→ **Supplied text**:
============================================================
A low groan rumbled out of him and he made quick work of the buckle of his chaps, as well as his jeans. In seconds he had both pushed low on his hips and his cock bobbed out in the open, hard, thick and proud. My mouth started to water as his fingers stroked it lightly up and down.

“Take off your panties.”

When I hesitated for a second his eyes met mine. “Please.”

Some men might think saying please to a woman made them less, but Devon was confident and assured, and the word flowing from his lips only made me want to do whatever he asked. With one quick move I was rid of the thin lace.

Sunday, September 11th, 2005
Getting Mad

I’m getting mad at myself. I’m still not finished this novella. Not sure why I’m taking so long. I’m enjoying the stor, I even know where it’s going next. But I can’t seem to make myself stay seated at the computer. and when I do, I just want to surf the net. Ahhh, I think it might be the seasons changing. Silly reason, but honestly, the days are getting Blah, and I really just want to sleep all day.

Not a big deal since I prefer to work at night. But then at night I keep creeping over to my T0-be-read pile of books and trying to start one.

I feel like reading, not writing. What’s up with that?

Saturday, September 10th, 2005
Good News!!

My editor at Kensington LOVED the first half of THE CRIB!! Normally I don’t send half of a story in to the editor, let alone a half of the first draft! But I was a bit anxious because it’s a new publisher, a new editor, and I wanted to make sure I was on track for what they wanted from me.

John’s commments; “Woo-hoo! I love it. Very hot, very sexy! Keep doing what you’re doing.”

:D :hehe: :laugh:

So it’s full speed ahead to finish the story this weekend!

If y’all are interested in winning some prizes, be sure to check out my updatedContest page. When you take a look at that you’ll see some info on a new group of authors I’ve hooked up with. The Muses are a great bunch of authors…and to launch our new group we’ll be chatting from 2pm -12 pm EST on the FAR Chatters Yahoo Group! All day long we’ll be posting excerpts and answering questions. Drop in and say hi!!

Thursday, September 8th, 2005
Quotes

That make me think:
No one can make you feel inferior without your consent.
~Eleanor Roosevelt

In politics, if you want anything said, ask a man; if you want anything done, ask a woman.
~Margaret Thatcher, stateswoman

You see a lot of smart guys with dumb women, but you hardly ever see a smart woman with a dumb guy.
~Erica Jong, author

That make me Smile:
If you obey all the rules you miss all the fun.
~Katherine Hepburn, actress

When choosing between two evils, I always like to try the one I’ve never tried before.
~Mae West, actress

If the world were a logical place, men would ride sidesaddle.
~Rita Mae Brown, author

Wednesday, September 7th, 2005
What!?
============================================================
→ **Work to be completed**:
Answer these questions about the blog text:
1. What did the editor at Kensington love?
2. Where will the Muses chat to launch their new group?
3. Who is credited with the quote about men riding sidesaddle?

Document layout analysis data:
============================================================
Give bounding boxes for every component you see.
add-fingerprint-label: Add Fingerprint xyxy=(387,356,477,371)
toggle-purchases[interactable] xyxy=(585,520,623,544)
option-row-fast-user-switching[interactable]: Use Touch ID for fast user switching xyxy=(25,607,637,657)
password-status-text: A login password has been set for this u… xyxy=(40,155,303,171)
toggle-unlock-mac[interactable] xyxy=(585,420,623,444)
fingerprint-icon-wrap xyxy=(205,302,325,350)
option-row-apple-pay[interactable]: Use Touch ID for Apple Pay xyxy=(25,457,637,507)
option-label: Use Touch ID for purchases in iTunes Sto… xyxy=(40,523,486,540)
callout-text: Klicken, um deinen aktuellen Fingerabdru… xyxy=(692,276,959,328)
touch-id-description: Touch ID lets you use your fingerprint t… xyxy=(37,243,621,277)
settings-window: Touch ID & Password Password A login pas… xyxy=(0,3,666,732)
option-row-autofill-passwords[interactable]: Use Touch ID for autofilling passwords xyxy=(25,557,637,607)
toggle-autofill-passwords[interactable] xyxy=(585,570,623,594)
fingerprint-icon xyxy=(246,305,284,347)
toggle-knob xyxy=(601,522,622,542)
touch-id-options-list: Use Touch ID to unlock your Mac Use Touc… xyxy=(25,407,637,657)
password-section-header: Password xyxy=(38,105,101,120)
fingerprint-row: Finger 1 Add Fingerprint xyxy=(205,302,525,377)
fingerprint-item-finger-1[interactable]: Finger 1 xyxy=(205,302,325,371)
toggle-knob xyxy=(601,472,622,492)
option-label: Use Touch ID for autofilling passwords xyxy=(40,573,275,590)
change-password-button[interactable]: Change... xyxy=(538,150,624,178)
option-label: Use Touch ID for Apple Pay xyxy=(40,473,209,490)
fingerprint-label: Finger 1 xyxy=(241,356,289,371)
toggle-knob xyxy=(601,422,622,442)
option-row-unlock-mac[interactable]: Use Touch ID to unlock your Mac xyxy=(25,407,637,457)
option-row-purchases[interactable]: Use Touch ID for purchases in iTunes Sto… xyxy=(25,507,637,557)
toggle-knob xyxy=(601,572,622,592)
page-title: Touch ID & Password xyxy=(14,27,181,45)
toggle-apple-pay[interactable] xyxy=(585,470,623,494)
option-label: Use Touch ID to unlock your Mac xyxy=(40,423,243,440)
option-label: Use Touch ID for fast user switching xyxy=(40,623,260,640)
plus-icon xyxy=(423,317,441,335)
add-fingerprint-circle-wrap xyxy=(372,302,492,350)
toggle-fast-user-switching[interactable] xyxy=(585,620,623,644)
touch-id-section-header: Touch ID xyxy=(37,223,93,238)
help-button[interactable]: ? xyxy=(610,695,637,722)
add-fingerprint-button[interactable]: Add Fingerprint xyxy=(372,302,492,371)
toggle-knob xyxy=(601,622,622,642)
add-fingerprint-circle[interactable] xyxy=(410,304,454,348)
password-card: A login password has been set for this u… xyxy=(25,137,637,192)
============================================================
→ **Written answer**:
1. The first half of THE CRIB.
2. On the FAR Chatters Yahoo Group.
3. Rita Mae Brown, author.